> [Stated goal] Edit the forum post about transistor output impedance. Copy out the part that begins at "There is no" and stops after "this data/curve set.", putting "gradient" in place of "slope".

> [Excerpt provided]

·····

At the risk of stating the flaming obvious, the RE across which the OP signal is derived is in parallel with the parameter hoc which is normally in admittance units. If we invert RE to convert an admittance and add to hoc (BUT Measured at the quiescent collector current of the circuit, not some arbitrary datasheet value) then we have the output admittance. INvert again and we have the output Z in resistance units. Note that the current controlled current source on OP has infinite small signal impedance because it drives the programmed current into the load regardless of the small signal load, within limits.

There is no discrepancy here. Ic will control what hoc turns out to be so the bias resistors in the input circuit are involved in the output calculation as long as hoc is calculated . Hoc= hoe which is the slope of the Ic versus VCE curve at the bias current in question. You may need to use LTspice to plot the family of C for you because most dsheets are light on for this data/curve set.

·····

> [Supplied data]

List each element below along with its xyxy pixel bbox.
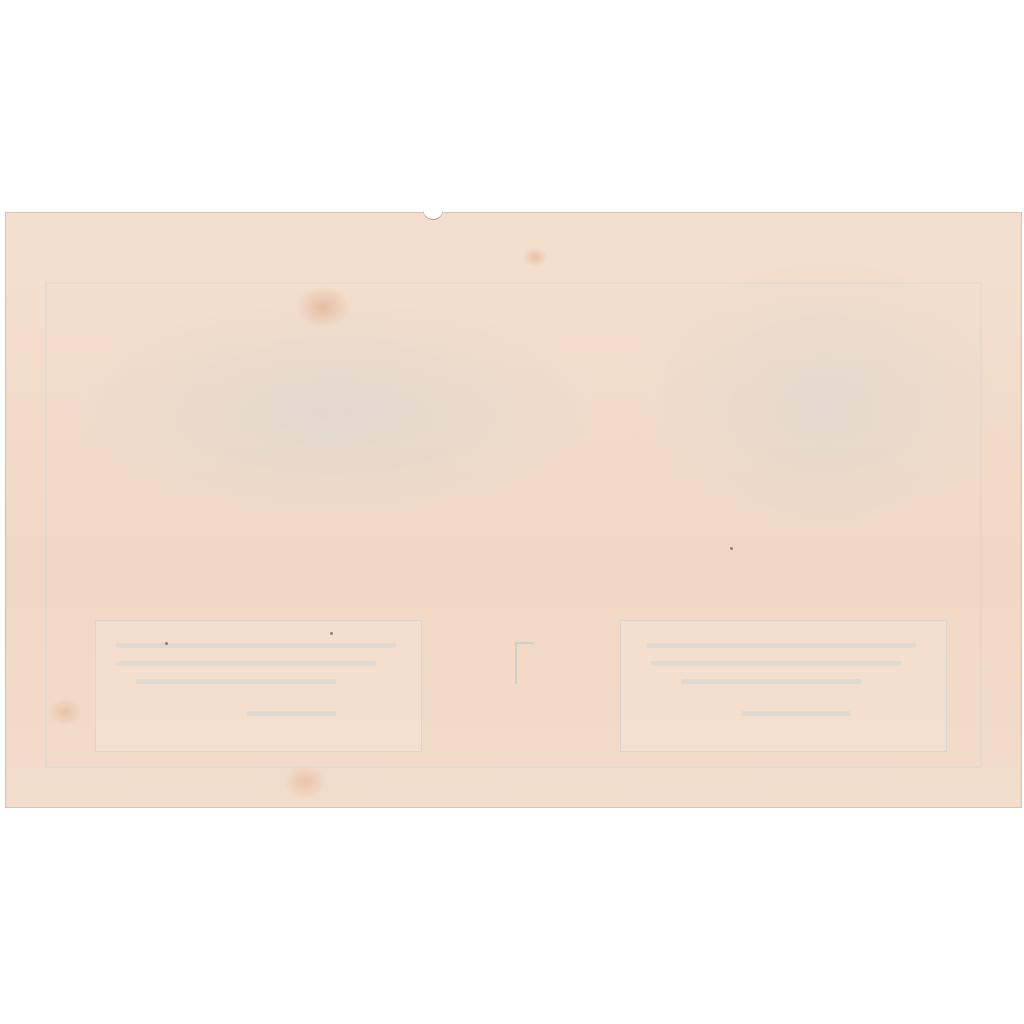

·····

> [Output for this exercise]
There is no discrepancy here. Ic will control what hoc turns out to be so the bias resistors in the input circuit are involved in the output calculation as long as hoc is calculated . Hoc= hoe which is the gradient of the Ic versus VCE curve at the bias current in question. You may need to use LTspice to plot the family of C for you because most dsheets are light on for this data/curve set.